▸ WHAT THIS TASK INVOLVES:
Write out the listing below in full and exactly, leaving out every picture.

Data excerpts:
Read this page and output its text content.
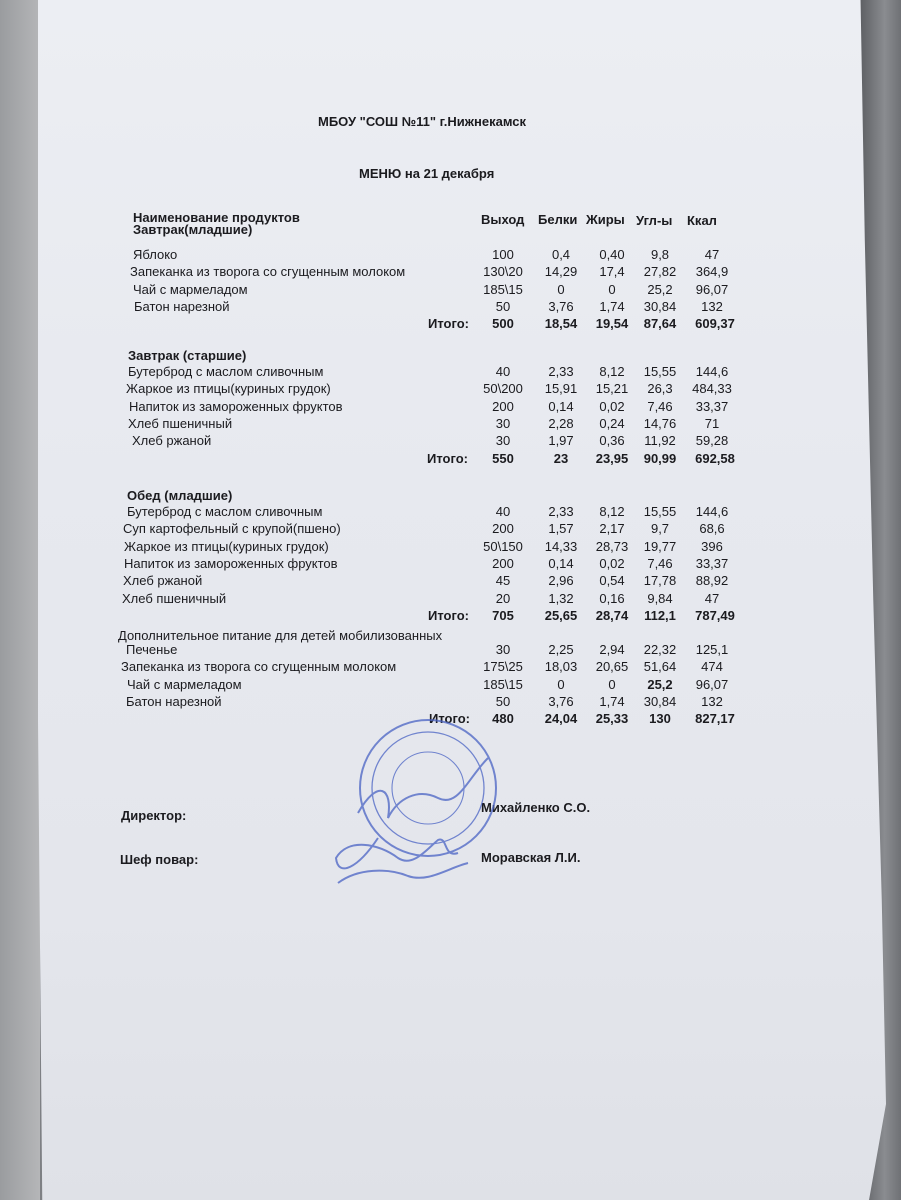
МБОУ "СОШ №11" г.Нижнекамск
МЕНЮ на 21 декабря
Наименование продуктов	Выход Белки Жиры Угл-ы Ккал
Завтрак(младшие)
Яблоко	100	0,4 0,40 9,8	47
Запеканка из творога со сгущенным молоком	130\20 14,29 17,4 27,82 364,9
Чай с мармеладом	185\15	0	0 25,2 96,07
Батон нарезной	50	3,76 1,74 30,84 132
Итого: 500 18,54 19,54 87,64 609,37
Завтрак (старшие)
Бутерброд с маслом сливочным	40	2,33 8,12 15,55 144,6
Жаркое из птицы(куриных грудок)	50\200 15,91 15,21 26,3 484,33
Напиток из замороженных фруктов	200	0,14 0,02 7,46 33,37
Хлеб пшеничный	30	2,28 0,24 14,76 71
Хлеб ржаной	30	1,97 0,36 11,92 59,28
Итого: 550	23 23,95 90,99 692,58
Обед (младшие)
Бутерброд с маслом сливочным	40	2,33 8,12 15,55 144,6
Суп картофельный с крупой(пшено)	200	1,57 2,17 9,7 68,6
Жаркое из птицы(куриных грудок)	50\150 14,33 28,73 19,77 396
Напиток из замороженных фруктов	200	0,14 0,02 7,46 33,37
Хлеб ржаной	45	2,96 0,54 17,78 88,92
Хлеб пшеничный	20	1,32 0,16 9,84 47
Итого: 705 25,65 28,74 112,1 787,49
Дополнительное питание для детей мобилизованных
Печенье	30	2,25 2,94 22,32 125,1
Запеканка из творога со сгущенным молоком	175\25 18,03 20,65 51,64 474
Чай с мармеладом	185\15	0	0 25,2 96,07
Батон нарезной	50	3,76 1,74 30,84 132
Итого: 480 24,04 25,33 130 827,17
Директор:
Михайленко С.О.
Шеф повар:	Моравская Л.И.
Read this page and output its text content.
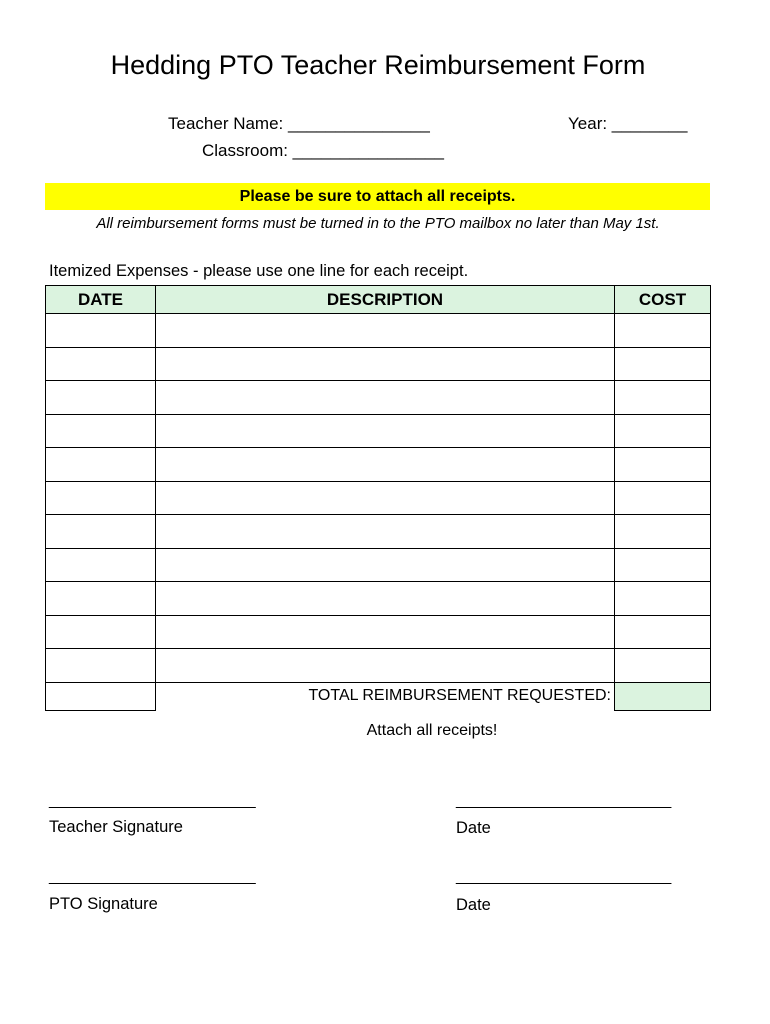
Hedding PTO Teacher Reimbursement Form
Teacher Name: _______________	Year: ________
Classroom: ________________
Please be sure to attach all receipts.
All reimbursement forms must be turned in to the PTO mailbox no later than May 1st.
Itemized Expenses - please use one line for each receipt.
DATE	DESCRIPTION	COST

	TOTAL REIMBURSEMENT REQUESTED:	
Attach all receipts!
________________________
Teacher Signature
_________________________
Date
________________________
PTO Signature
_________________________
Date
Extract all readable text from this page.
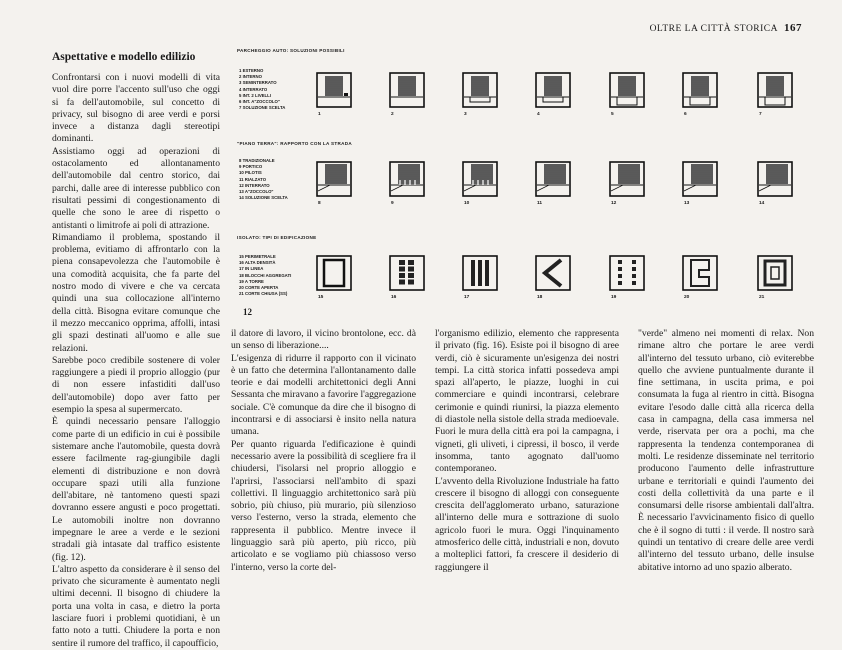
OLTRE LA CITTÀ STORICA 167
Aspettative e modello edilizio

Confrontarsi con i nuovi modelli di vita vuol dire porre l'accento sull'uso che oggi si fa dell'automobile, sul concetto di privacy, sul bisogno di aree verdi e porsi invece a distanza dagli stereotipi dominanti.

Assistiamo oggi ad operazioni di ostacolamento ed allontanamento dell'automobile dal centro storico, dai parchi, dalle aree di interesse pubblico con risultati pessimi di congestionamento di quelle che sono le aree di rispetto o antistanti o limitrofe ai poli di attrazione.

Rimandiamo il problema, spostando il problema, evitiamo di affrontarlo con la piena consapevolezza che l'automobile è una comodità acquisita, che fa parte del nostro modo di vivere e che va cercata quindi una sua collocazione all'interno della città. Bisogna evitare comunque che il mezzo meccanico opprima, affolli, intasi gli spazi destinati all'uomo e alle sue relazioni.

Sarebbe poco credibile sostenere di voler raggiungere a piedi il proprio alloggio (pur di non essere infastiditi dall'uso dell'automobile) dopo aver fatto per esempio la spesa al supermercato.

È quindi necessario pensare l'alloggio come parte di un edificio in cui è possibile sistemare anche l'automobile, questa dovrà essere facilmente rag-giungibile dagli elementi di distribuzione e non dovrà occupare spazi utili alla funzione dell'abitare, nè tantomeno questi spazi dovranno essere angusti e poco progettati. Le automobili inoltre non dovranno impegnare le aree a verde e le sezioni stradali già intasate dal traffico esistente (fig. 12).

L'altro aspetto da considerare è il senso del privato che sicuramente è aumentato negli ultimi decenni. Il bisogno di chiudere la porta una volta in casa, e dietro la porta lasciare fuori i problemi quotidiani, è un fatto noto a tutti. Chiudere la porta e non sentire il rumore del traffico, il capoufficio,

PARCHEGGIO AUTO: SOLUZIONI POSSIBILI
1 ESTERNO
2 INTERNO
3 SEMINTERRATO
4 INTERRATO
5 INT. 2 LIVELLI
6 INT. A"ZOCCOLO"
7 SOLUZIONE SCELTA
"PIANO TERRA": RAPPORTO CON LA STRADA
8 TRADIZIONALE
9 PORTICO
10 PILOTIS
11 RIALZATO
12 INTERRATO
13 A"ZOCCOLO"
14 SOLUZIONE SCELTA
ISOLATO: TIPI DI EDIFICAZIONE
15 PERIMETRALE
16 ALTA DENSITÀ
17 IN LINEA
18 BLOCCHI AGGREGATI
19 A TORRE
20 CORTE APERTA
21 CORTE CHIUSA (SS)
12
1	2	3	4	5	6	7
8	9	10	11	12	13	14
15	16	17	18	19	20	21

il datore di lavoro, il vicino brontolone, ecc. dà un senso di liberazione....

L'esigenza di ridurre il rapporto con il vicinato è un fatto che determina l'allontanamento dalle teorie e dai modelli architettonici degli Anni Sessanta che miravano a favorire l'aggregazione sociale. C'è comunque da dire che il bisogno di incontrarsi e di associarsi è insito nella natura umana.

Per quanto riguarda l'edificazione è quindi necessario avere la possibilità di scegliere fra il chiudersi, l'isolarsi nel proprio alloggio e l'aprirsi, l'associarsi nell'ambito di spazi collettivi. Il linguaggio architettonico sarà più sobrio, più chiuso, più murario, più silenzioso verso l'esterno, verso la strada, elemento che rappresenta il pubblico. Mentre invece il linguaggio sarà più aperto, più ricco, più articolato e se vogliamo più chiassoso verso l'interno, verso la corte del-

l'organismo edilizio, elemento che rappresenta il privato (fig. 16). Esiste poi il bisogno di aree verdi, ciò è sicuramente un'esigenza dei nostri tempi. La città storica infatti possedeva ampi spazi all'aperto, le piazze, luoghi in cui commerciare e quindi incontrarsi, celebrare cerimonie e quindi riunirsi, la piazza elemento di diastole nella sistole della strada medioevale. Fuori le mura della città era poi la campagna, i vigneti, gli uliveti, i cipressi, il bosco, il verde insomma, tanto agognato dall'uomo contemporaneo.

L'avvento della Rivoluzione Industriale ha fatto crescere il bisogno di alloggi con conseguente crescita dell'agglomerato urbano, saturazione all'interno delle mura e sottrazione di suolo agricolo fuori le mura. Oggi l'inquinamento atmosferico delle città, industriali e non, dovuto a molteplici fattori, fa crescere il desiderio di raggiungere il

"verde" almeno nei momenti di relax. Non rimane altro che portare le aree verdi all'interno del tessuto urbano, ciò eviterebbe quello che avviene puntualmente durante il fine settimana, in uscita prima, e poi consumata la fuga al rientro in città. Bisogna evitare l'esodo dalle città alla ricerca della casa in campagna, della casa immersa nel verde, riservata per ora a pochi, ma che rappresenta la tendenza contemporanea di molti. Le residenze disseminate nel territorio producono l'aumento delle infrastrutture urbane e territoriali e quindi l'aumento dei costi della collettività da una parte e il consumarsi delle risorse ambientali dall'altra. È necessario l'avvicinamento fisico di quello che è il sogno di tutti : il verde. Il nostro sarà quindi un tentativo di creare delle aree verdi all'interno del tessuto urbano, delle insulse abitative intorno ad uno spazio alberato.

▸ ANSWER FOR THIS EXERCISE:
Read this page and output its text content.
МБОУ "СОШ №11" г.Нижнекамск
МЕНЮ на 21 декабря
Наименование продуктов	Выход Белки Жиры Угл-ы Ккал
Завтрак(младшие)
Яблоко	100	0,4 0,40 9,8	47
Запеканка из творога со сгущенным молоком	130\20 14,29 17,4 27,82 364,9
Чай с мармеладом	185\15	0	0 25,2 96,07
Батон нарезной	50	3,76 1,74 30,84 132
Итого: 500 18,54 19,54 87,64 609,37
Завтрак (старшие)
Бутерброд с маслом сливочным	40	2,33 8,12 15,55 144,6
Жаркое из птицы(куриных грудок)	50\200 15,91 15,21 26,3 484,33
Напиток из замороженных фруктов	200	0,14 0,02 7,46 33,37
Хлеб пшеничный	30	2,28 0,24 14,76 71
Хлеб ржаной	30	1,97 0,36 11,92 59,28
Итого: 550	23 23,95 90,99 692,58
Обед (младшие)
Бутерброд с маслом сливочным	40	2,33 8,12 15,55 144,6
Суп картофельный с крупой(пшено)	200	1,57 2,17 9,7 68,6
Жаркое из птицы(куриных грудок)	50\150 14,33 28,73 19,77 396
Напиток из замороженных фруктов	200	0,14 0,02 7,46 33,37
Хлеб ржаной	45	2,96 0,54 17,78 88,92
Хлеб пшеничный	20	1,32 0,16 9,84 47
Итого: 705 25,65 28,74 112,1 787,49
Дополнительное питание для детей мобилизованных
Печенье	30	2,25 2,94 22,32 125,1
Запеканка из творога со сгущенным молоком	175\25 18,03 20,65 51,64 474
Чай с мармеладом	185\15	0	0 25,2 96,07
Батон нарезной	50	3,76 1,74 30,84 132
Итого: 480 24,04 25,33 130 827,17
Директор:
Михайленко С.О.
Шеф повар:	Моравская Л.И.
Read this page and output its text content.
Hedding PTO Teacher Reimbursement Form
Teacher Name: _______________	Year: ________
Classroom: ________________
Please be sure to attach all receipts.
All reimbursement forms must be turned in to the PTO mailbox no later than May 1st.
Itemized Expenses - please use one line for each receipt.
DATE	DESCRIPTION	COST

	TOTAL REIMBURSEMENT REQUESTED:	
Attach all receipts!
________________________
Teacher Signature
_________________________
Date
________________________
PTO Signature
_________________________
Date
Extract all readable text from this page.
OLTRE LA CITTÀ STORICA 167
Aspettative e modello edilizio

Confrontarsi con i nuovi modelli di vita vuol dire porre l'accento sull'uso che oggi si fa dell'automobile, sul concetto di privacy, sul bisogno di aree verdi e porsi invece a distanza dagli stereotipi dominanti.

Assistiamo oggi ad operazioni di ostacolamento ed allontanamento dell'automobile dal centro storico, dai parchi, dalle aree di interesse pubblico con risultati pessimi di congestionamento di quelle che sono le aree di rispetto o antistanti o limitrofe ai poli di attrazione.

Rimandiamo il problema, spostando il problema, evitiamo di affrontarlo con la piena consapevolezza che l'automobile è una comodità acquisita, che fa parte del nostro modo di vivere e che va cercata quindi una sua collocazione all'interno della città. Bisogna evitare comunque che il mezzo meccanico opprima, affolli, intasi gli spazi destinati all'uomo e alle sue relazioni.

Sarebbe poco credibile sostenere di voler raggiungere a piedi il proprio alloggio (pur di non essere infastiditi dall'uso dell'automobile) dopo aver fatto per esempio la spesa al supermercato.

È quindi necessario pensare l'alloggio come parte di un edificio in cui è possibile sistemare anche l'automobile, questa dovrà essere facilmente rag-giungibile dagli elementi di distribuzione e non dovrà occupare spazi utili alla funzione dell'abitare, nè tantomeno questi spazi dovranno essere angusti e poco progettati. Le automobili inoltre non dovranno impegnare le aree a verde e le sezioni stradali già intasate dal traffico esistente (fig. 12).

L'altro aspetto da considerare è il senso del privato che sicuramente è aumentato negli ultimi decenni. Il bisogno di chiudere la porta una volta in casa, e dietro la porta lasciare fuori i problemi quotidiani, è un fatto noto a tutti. Chiudere la porta e non sentire il rumore del traffico, il capoufficio,

PARCHEGGIO AUTO: SOLUZIONI POSSIBILI
1 ESTERNO
2 INTERNO
3 SEMINTERRATO
4 INTERRATO
5 INT. 2 LIVELLI
6 INT. A"ZOCCOLO"
7 SOLUZIONE SCELTA
"PIANO TERRA": RAPPORTO CON LA STRADA
8 TRADIZIONALE
9 PORTICO
10 PILOTIS
11 RIALZATO
12 INTERRATO
13 A"ZOCCOLO"
14 SOLUZIONE SCELTA
ISOLATO: TIPI DI EDIFICAZIONE
15 PERIMETRALE
16 ALTA DENSITÀ
17 IN LINEA
18 BLOCCHI AGGREGATI
19 A TORRE
20 CORTE APERTA
21 CORTE CHIUSA (SS)
12
1	2	3	4	5	6	7
8	9	10	11	12	13	14
15	16	17	18	19	20	21

il datore di lavoro, il vicino brontolone, ecc. dà un senso di liberazione....

L'esigenza di ridurre il rapporto con il vicinato è un fatto che determina l'allontanamento dalle teorie e dai modelli architettonici degli Anni Sessanta che miravano a favorire l'aggregazione sociale. C'è comunque da dire che il bisogno di incontrarsi e di associarsi è insito nella natura umana.

Per quanto riguarda l'edificazione è quindi necessario avere la possibilità di scegliere fra il chiudersi, l'isolarsi nel proprio alloggio e l'aprirsi, l'associarsi nell'ambito di spazi collettivi. Il linguaggio architettonico sarà più sobrio, più chiuso, più murario, più silenzioso verso l'esterno, verso la strada, elemento che rappresenta il pubblico. Mentre invece il linguaggio sarà più aperto, più ricco, più articolato e se vogliamo più chiassoso verso l'interno, verso la corte del-

l'organismo edilizio, elemento che rappresenta il privato (fig. 16). Esiste poi il bisogno di aree verdi, ciò è sicuramente un'esigenza dei nostri tempi. La città storica infatti possedeva ampi spazi all'aperto, le piazze, luoghi in cui commerciare e quindi incontrarsi, celebrare cerimonie e quindi riunirsi, la piazza elemento di diastole nella sistole della strada medioevale. Fuori le mura della città era poi la campagna, i vigneti, gli uliveti, i cipressi, il bosco, il verde insomma, tanto agognato dall'uomo contemporaneo.

L'avvento della Rivoluzione Industriale ha fatto crescere il bisogno di alloggi con conseguente crescita dell'agglomerato urbano, saturazione all'interno delle mura e sottrazione di suolo agricolo fuori le mura. Oggi l'inquinamento atmosferico delle città, industriali e non, dovuto a molteplici fattori, fa crescere il desiderio di raggiungere il

"verde" almeno nei momenti di relax. Non rimane altro che portare le aree verdi all'interno del tessuto urbano, ciò eviterebbe quello che avviene puntualmente durante il fine settimana, in uscita prima, e poi consumata la fuga al rientro in città. Bisogna evitare l'esodo dalle città alla ricerca della casa in campagna, della casa immersa nel verde, riservata per ora a pochi, ma che rappresenta la tendenza contemporanea di molti. Le residenze disseminate nel territorio producono l'aumento delle infrastrutture urbane e territoriali e quindi l'aumento dei costi della collettività da una parte e il consumarsi delle risorse ambientali dall'altra. È necessario l'avvicinamento fisico di quello che è il sogno di tutti : il verde. Il nostro sarà quindi un tentativo di creare delle aree verdi all'interno del tessuto urbano, delle insulse abitative intorno ad uno spazio alberato.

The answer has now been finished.